Stored data entries
---------------

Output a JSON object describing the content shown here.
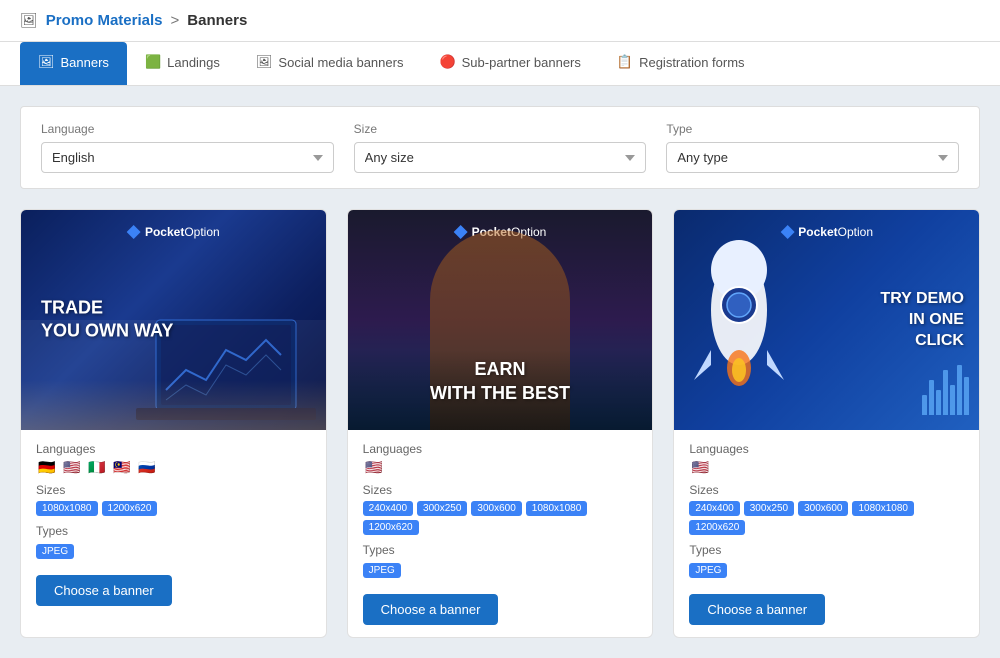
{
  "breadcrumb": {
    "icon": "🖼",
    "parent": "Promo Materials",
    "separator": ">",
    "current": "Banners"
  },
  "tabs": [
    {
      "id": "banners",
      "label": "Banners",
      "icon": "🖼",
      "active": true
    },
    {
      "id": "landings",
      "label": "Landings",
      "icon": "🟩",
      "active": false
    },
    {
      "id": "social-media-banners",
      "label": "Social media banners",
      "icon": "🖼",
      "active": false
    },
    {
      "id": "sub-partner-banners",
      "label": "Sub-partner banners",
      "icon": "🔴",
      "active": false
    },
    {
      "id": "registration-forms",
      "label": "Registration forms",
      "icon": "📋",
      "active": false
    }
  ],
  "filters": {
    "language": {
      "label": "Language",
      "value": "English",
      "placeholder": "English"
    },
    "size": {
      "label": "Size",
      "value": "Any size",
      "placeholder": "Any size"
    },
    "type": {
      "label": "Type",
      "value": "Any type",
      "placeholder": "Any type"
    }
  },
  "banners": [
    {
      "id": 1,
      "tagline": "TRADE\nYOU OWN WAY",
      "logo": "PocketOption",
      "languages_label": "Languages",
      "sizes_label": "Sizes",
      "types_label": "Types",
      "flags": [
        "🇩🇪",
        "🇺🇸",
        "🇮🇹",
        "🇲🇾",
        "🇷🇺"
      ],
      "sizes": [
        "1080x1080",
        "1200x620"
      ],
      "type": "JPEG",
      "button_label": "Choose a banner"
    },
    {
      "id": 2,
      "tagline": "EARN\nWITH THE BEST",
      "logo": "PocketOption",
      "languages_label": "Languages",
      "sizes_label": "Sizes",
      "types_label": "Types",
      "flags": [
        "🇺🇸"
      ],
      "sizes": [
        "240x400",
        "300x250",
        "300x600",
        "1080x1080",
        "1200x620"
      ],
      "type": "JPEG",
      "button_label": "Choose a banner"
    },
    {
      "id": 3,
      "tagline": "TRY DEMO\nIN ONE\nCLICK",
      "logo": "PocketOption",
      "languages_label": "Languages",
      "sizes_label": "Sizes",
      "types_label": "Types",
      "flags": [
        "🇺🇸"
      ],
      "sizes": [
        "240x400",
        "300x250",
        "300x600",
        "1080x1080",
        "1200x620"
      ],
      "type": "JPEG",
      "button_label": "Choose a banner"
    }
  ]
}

---------------

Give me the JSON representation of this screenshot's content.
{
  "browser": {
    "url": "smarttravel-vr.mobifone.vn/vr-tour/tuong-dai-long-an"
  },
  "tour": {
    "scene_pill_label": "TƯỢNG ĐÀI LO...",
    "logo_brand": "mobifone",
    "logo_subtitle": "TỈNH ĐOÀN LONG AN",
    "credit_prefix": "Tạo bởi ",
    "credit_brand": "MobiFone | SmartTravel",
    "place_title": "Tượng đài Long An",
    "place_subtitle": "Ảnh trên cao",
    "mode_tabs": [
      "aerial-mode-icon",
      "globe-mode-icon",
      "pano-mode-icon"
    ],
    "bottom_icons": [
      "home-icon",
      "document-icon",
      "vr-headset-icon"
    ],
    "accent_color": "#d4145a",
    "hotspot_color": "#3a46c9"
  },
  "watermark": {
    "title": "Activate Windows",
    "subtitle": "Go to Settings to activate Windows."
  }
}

---------------

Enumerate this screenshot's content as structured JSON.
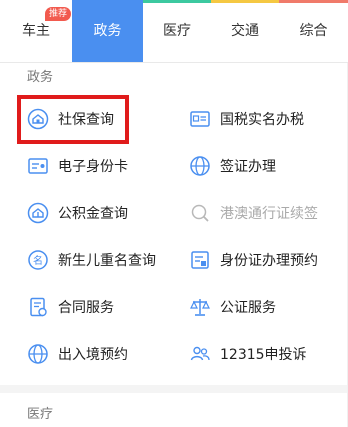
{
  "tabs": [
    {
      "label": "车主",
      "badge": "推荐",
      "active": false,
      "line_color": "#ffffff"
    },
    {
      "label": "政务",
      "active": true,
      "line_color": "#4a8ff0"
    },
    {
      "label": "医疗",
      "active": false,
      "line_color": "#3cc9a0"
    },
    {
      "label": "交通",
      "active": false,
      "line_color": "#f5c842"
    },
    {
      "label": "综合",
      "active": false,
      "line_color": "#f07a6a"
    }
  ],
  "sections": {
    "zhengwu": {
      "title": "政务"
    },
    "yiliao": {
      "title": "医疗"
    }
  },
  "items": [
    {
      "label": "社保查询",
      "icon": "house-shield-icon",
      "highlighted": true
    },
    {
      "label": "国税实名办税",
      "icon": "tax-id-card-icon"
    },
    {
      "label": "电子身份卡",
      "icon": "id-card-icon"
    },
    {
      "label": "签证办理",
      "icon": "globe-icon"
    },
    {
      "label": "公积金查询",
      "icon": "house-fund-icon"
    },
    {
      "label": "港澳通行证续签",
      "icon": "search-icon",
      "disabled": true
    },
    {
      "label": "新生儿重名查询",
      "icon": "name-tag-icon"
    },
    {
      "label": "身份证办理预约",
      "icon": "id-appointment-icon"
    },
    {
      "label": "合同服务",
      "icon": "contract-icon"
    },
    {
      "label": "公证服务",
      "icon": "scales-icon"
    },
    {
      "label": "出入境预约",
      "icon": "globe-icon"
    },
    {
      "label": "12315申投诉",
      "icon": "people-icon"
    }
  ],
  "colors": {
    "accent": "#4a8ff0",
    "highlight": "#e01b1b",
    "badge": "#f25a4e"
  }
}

---------------

• **WHAT IS BEING ASKED**: Look through the entries and find each line that has the string "media". Copy those lines.

• **WRITTEN SOLUTION**:
      "id": "social-media-banners",
      "label": "Social media banners",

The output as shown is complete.